What you will do >> Reproduce every line of the items below word for word, leaving out the pictures.
= = =
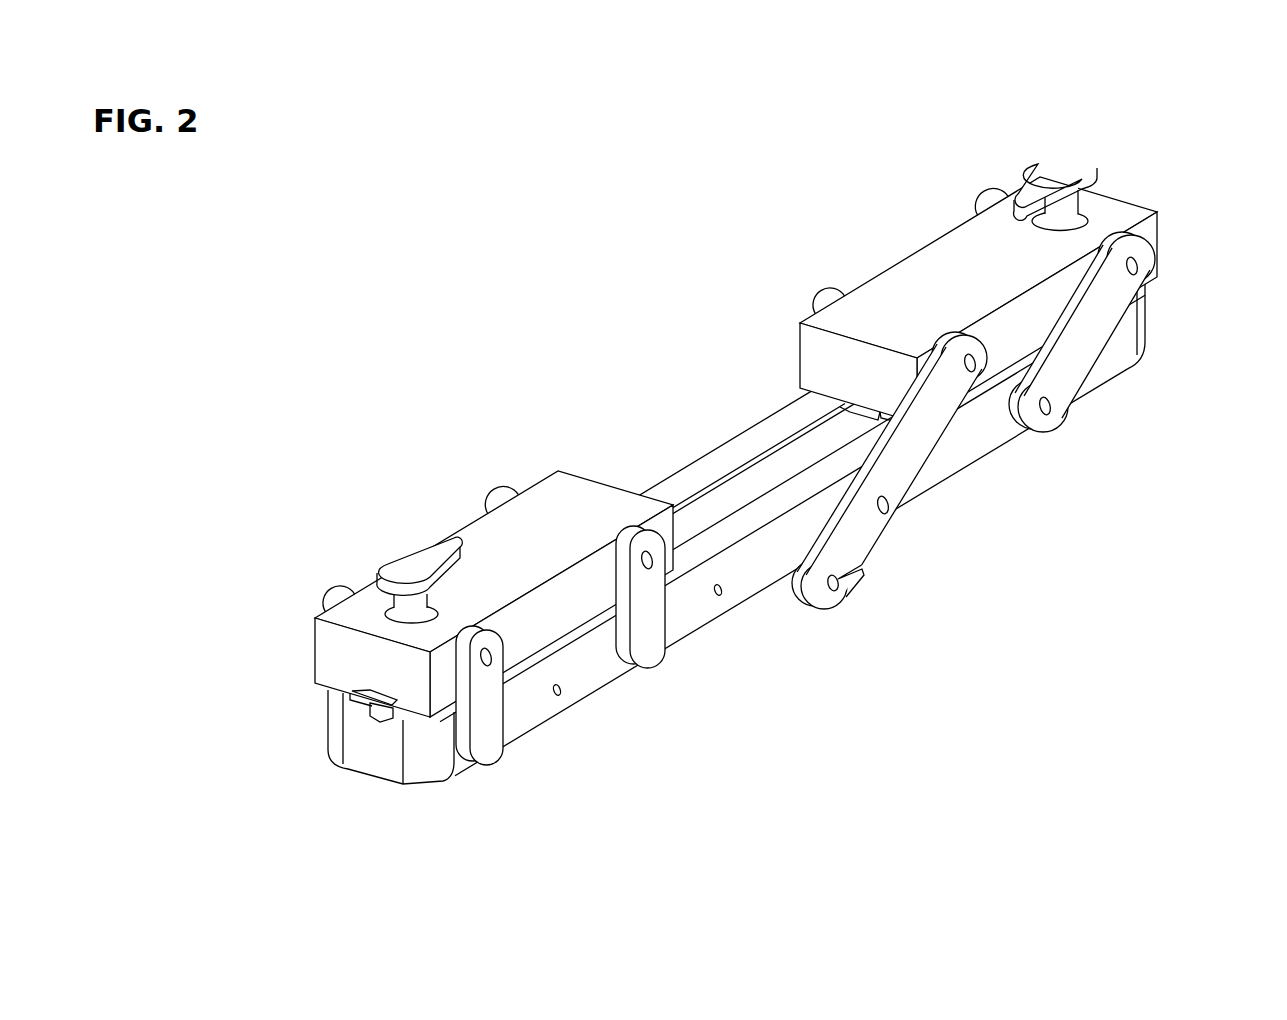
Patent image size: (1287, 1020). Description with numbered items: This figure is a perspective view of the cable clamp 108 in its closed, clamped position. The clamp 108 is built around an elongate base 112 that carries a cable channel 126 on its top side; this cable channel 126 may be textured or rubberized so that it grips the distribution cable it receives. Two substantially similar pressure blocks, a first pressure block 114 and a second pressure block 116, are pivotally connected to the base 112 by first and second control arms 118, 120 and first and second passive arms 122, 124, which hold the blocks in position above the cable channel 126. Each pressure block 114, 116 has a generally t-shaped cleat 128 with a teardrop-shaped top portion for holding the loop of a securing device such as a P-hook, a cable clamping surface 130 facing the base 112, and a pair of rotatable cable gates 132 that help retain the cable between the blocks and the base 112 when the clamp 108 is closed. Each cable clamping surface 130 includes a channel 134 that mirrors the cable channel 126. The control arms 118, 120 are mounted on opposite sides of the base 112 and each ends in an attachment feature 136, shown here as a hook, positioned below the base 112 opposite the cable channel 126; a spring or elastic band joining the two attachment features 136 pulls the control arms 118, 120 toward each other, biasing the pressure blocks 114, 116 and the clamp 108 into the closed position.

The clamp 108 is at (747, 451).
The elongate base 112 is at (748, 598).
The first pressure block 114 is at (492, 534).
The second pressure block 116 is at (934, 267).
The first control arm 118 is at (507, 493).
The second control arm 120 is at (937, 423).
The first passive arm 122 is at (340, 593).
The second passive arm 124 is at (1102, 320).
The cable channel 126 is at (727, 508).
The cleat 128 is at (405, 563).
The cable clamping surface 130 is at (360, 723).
= = =
Output for this exercise >>
Patent image size: (1287, 1020). Description with numbered items: This figure is a perspective view of the cable clamp 108 in its closed, clamped position. The clamp 108 is built around an elongate base 112 that carries a cable channel 126 on its top side; this cable channel 126 may be textured or rubberized so that it grips the distribution cable it receives. Two substantially similar pressure blocks, a first pressure block 114 and a second pressure block 116, are pivotally connected to the base 112 by first and second control arms 118, 120 and first and second passive arms 122, 124, which hold the blocks in position above the cable channel 126. Each pressure block 114, 116 has a generally t-shaped cleat 128 with a teardrop-shaped top portion for holding the loop of a securing device such as a P-hook, a cable clamping surface 130 facing the base 112, and a pair of rotatable cable gates 132 that help retain the cable between the blocks and the base 112 when the clamp 108 is closed. Each cable clamping surface 130 includes a channel 134 that mirrors the cable channel 126. The control arms 118, 120 are mounted on opposite sides of the base 112 and each ends in an attachment feature 136, shown here as a hook, positioned below the base 112 opposite the cable channel 126; a spring or elastic band joining the two attachment features 136 pulls the control arms 118, 120 toward each other, biasing the pressure blocks 114, 116 and the clamp 108 into the closed position.

The clamp 108 is at (747, 451).
The elongate base 112 is at (748, 598).
The first pressure block 114 is at (492, 534).
The second pressure block 116 is at (934, 267).
The first control arm 118 is at (507, 493).
The second control arm 120 is at (937, 423).
The first passive arm 122 is at (340, 593).
The second passive arm 124 is at (1102, 320).
The cable channel 126 is at (727, 508).
The cleat 128 is at (405, 563).
The cable clamping surface 130 is at (360, 723).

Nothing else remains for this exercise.